[Start of Data provided]

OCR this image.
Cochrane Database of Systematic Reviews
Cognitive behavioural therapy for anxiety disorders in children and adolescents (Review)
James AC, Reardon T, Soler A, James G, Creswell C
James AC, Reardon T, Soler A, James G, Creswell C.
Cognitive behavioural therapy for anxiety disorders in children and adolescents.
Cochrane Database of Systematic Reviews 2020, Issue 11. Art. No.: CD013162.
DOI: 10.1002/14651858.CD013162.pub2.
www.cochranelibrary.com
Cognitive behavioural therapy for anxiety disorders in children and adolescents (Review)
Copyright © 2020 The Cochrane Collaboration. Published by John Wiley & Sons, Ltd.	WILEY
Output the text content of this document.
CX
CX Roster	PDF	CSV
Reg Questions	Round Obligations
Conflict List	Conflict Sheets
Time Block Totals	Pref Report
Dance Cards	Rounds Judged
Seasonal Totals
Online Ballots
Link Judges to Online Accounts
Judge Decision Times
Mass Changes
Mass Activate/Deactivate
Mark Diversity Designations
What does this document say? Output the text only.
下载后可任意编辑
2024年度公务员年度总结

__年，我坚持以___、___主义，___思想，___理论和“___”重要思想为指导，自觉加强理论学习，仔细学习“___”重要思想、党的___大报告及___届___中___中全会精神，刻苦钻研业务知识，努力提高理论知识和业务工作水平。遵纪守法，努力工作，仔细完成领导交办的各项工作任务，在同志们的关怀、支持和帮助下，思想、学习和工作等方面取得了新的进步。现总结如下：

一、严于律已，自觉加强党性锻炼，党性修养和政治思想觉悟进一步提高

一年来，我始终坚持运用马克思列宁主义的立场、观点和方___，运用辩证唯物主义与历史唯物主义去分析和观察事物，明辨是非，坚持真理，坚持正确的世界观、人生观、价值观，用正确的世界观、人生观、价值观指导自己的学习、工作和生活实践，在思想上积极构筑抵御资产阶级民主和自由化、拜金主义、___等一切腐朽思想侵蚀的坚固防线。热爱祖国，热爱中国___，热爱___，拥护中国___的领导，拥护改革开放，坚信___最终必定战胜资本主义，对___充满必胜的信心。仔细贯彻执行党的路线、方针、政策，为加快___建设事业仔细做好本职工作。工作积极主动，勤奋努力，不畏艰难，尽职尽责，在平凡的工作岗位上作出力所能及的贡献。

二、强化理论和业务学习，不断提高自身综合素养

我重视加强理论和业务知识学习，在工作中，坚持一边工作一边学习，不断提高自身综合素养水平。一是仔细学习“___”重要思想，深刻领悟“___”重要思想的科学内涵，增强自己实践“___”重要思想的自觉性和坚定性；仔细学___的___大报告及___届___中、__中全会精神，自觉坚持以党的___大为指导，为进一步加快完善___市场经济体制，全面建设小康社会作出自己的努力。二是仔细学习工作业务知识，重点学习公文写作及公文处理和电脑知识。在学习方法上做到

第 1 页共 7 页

[End of Data provided]

What the task asks →
Every line from the one containing "Output the text content of this document." through the last line of the entries must be written out verbatim, and no other line.

The completed task →
Output the text content of this document.
CX
CX Roster	PDF	CSV
Reg Questions	Round Obligations
Conflict List	Conflict Sheets
Time Block Totals	Pref Report
Dance Cards	Rounds Judged
Seasonal Totals
Online Ballots
Link Judges to Online Accounts
Judge Decision Times
Mass Changes
Mass Activate/Deactivate
Mark Diversity Designations
What does this document say? Output the text only.
下载后可任意编辑
2024年度公务员年度总结

__年，我坚持以___、___主义，___思想，___理论和“___”重要思想为指导，自觉加强理论学习，仔细学习“___”重要思想、党的___大报告及___届___中___中全会精神，刻苦钻研业务知识，努力提高理论知识和业务工作水平。遵纪守法，努力工作，仔细完成领导交办的各项工作任务，在同志们的关怀、支持和帮助下，思想、学习和工作等方面取得了新的进步。现总结如下：

一、严于律已，自觉加强党性锻炼，党性修养和政治思想觉悟进一步提高

一年来，我始终坚持运用马克思列宁主义的立场、观点和方___，运用辩证唯物主义与历史唯物主义去分析和观察事物，明辨是非，坚持真理，坚持正确的世界观、人生观、价值观，用正确的世界观、人生观、价值观指导自己的学习、工作和生活实践，在思想上积极构筑抵御资产阶级民主和自由化、拜金主义、___等一切腐朽思想侵蚀的坚固防线。热爱祖国，热爱中国___，热爱___，拥护中国___的领导，拥护改革开放，坚信___最终必定战胜资本主义，对___充满必胜的信心。仔细贯彻执行党的路线、方针、政策，为加快___建设事业仔细做好本职工作。工作积极主动，勤奋努力，不畏艰难，尽职尽责，在平凡的工作岗位上作出力所能及的贡献。

二、强化理论和业务学习，不断提高自身综合素养

我重视加强理论和业务知识学习，在工作中，坚持一边工作一边学习，不断提高自身综合素养水平。一是仔细学习“___”重要思想，深刻领悟“___”重要思想的科学内涵，增强自己实践“___”重要思想的自觉性和坚定性；仔细学___的___大报告及___届___中、__中全会精神，自觉坚持以党的___大为指导，为进一步加快完善___市场经济体制，全面建设小康社会作出自己的努力。二是仔细学习工作业务知识，重点学习公文写作及公文处理和电脑知识。在学习方法上做到

第 1 页共 7 页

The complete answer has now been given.